## Exercise description:
Below are the records; pull every line that includes "background".

*** Listing

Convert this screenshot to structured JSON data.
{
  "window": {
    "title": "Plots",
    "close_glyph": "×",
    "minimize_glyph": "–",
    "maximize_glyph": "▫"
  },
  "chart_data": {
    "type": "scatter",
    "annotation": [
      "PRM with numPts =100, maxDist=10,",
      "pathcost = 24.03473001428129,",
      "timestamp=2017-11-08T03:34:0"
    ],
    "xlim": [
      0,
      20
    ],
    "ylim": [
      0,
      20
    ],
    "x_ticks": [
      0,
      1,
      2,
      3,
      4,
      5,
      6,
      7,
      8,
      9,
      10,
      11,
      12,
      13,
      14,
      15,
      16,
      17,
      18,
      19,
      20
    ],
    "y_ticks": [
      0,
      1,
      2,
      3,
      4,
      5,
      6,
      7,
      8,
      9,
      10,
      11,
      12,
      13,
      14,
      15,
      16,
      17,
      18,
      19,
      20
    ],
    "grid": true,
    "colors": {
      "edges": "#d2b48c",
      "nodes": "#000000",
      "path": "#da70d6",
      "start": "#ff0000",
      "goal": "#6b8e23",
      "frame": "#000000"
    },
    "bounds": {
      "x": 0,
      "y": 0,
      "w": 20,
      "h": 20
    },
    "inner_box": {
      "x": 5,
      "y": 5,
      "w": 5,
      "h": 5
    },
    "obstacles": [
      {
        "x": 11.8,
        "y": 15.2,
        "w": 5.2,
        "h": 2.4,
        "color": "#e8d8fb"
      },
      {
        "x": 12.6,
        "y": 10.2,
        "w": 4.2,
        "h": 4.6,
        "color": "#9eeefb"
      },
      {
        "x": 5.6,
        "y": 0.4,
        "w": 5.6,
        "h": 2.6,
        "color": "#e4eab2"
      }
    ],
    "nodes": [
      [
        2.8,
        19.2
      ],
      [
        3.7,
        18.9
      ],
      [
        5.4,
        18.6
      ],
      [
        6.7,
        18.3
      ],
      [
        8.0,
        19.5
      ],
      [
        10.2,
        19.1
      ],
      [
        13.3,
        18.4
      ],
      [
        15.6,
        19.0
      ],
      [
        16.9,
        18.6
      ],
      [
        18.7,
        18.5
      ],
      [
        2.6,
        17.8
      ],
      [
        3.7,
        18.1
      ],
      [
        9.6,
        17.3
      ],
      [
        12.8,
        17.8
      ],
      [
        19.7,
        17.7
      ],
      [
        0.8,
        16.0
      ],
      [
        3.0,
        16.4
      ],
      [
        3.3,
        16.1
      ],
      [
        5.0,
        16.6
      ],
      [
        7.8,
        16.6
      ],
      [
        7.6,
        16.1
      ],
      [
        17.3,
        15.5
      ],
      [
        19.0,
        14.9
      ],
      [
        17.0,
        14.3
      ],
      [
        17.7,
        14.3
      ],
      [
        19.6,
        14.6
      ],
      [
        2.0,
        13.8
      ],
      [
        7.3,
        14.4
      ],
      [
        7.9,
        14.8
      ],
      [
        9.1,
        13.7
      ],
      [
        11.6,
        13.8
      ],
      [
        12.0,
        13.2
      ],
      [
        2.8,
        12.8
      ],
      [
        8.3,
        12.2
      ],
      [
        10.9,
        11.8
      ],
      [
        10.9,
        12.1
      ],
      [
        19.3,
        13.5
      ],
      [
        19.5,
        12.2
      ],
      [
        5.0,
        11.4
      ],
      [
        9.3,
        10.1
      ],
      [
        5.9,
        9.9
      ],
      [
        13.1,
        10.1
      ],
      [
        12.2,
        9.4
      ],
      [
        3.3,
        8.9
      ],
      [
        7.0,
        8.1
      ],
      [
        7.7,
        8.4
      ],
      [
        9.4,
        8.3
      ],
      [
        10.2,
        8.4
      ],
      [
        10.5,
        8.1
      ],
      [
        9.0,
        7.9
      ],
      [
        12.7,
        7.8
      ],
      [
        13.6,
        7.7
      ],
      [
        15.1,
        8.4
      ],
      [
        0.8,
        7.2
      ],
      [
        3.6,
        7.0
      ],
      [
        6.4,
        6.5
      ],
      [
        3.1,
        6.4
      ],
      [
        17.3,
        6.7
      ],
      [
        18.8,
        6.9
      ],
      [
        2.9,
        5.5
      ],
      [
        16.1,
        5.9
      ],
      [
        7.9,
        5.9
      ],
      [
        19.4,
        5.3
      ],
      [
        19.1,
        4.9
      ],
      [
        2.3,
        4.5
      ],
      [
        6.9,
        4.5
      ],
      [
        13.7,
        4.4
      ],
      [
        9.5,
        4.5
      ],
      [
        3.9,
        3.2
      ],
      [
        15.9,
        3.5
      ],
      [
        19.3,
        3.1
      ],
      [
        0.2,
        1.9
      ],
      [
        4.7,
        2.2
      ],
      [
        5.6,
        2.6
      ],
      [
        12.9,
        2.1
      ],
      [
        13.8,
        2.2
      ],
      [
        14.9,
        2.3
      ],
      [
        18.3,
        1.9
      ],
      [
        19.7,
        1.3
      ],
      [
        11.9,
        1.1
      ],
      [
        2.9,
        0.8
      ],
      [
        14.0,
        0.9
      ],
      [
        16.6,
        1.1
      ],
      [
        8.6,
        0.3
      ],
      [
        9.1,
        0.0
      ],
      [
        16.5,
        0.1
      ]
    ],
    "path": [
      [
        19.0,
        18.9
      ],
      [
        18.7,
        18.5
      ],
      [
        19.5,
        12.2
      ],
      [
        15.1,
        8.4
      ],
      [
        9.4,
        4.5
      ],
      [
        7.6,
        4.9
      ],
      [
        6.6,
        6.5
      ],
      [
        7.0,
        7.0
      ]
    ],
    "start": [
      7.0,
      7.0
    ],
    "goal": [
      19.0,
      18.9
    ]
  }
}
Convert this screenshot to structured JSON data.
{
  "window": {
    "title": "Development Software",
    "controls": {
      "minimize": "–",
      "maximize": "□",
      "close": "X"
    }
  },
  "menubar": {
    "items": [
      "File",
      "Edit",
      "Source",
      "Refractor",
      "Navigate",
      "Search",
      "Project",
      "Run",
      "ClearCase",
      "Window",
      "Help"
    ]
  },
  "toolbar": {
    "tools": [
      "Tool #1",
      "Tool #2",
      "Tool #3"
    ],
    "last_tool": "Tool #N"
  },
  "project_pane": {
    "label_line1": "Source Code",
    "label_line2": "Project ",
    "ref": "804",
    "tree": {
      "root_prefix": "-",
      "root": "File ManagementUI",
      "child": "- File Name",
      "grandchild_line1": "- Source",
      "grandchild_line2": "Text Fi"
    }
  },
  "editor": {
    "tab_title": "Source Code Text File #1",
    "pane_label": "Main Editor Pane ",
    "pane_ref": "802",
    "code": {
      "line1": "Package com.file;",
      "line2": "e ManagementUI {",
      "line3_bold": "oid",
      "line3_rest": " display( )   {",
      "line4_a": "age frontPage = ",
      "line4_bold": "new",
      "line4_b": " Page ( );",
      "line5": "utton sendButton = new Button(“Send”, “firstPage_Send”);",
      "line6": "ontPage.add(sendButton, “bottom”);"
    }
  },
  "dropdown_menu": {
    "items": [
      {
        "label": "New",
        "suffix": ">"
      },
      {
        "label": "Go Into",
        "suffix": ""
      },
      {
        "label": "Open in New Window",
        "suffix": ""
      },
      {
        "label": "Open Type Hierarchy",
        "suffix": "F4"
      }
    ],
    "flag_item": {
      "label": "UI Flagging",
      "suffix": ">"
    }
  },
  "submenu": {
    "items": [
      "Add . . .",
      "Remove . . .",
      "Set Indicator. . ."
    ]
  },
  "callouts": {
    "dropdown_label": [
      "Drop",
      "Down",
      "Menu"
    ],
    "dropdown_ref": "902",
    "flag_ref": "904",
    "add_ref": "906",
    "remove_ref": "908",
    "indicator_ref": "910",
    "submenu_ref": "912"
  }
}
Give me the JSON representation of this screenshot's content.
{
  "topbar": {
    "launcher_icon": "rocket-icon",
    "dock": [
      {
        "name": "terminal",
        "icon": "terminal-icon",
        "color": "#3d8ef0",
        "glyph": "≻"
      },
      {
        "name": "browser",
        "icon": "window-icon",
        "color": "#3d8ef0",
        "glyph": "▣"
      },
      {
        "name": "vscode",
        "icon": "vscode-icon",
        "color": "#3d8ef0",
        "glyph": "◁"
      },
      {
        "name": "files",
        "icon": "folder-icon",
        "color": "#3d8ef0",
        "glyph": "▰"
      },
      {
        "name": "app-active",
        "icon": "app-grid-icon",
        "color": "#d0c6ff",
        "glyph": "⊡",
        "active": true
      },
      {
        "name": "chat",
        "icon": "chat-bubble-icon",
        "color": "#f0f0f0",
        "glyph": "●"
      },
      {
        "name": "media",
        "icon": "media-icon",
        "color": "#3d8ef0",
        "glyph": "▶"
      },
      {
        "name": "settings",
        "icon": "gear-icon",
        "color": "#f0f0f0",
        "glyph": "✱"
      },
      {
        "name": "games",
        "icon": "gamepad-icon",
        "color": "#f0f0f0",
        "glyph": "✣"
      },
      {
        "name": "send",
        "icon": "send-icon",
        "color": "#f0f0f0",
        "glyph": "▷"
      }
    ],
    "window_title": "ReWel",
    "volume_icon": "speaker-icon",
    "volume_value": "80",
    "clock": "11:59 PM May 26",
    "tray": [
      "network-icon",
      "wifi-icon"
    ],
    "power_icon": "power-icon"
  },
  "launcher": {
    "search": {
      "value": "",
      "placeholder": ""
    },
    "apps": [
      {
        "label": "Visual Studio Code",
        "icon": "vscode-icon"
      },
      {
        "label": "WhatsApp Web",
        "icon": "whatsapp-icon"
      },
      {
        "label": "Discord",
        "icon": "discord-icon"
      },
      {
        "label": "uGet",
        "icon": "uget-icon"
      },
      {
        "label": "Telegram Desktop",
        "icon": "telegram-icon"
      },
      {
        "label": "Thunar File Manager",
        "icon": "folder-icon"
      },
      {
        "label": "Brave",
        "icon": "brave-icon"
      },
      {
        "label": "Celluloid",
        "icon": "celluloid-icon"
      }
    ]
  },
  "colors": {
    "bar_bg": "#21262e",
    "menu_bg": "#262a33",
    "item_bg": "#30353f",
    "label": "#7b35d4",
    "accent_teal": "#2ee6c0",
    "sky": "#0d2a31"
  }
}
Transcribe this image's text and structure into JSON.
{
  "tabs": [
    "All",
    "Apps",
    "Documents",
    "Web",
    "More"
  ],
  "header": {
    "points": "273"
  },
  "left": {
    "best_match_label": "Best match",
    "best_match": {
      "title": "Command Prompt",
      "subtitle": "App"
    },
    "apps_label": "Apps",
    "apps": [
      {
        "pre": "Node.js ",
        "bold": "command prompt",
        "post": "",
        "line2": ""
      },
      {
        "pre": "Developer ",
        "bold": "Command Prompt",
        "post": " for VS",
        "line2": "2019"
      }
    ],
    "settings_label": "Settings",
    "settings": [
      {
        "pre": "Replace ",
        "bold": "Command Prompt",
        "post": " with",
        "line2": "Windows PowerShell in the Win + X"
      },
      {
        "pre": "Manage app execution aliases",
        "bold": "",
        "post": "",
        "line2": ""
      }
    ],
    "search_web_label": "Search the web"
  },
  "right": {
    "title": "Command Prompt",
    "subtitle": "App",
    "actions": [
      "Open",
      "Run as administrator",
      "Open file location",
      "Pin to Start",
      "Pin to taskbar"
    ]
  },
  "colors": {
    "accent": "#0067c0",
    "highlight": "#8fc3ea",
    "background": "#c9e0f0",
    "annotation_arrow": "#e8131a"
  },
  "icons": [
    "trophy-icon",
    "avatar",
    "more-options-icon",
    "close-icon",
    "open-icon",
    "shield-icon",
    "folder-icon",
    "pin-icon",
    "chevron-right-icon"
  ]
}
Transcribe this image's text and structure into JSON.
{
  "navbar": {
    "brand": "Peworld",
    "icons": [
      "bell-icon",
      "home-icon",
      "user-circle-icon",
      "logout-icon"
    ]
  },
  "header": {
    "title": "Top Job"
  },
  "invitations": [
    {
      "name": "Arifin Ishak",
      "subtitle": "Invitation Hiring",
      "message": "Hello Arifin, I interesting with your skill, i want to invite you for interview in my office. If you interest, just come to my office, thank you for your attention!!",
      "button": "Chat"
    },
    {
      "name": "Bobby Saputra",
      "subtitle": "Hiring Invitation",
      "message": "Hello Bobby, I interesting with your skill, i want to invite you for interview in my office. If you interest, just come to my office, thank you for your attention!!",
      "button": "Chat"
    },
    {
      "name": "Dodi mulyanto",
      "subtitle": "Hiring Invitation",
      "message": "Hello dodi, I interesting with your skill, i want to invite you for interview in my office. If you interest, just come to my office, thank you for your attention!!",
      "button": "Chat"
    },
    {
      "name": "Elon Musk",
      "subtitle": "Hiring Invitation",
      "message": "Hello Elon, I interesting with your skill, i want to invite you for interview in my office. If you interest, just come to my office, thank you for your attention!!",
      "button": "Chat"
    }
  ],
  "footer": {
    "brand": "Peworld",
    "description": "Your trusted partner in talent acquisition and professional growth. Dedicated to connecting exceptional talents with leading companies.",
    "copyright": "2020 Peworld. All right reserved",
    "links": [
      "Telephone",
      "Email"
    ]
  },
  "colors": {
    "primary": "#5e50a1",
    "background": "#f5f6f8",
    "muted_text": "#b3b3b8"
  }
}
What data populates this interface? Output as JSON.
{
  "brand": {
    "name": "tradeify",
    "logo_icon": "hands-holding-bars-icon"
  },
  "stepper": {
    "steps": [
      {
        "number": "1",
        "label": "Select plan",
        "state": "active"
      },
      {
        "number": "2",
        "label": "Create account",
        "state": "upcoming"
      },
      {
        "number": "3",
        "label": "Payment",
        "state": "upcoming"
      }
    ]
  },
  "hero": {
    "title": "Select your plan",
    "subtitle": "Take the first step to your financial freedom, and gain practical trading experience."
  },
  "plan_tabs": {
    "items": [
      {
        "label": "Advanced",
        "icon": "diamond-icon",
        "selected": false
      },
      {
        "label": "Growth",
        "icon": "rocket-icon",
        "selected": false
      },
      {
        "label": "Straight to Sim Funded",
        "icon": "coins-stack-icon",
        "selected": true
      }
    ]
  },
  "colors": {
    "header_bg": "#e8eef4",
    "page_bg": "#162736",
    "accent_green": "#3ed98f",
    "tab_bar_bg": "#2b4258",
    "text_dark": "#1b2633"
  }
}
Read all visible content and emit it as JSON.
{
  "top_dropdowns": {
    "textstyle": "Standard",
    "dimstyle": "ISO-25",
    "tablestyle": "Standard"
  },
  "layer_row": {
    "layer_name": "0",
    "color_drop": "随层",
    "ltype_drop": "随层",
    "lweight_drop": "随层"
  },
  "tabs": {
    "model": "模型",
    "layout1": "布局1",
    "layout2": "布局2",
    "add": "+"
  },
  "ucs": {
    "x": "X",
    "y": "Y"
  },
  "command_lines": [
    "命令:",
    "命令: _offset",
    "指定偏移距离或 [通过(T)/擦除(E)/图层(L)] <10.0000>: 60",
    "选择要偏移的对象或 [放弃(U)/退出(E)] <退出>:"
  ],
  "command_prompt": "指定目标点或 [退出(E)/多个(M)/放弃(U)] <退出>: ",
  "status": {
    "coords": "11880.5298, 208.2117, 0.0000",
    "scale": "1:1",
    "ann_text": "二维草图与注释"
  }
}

******

## Complete output:
    "background": "#c9e0f0",
    "background": "#f5f6f8",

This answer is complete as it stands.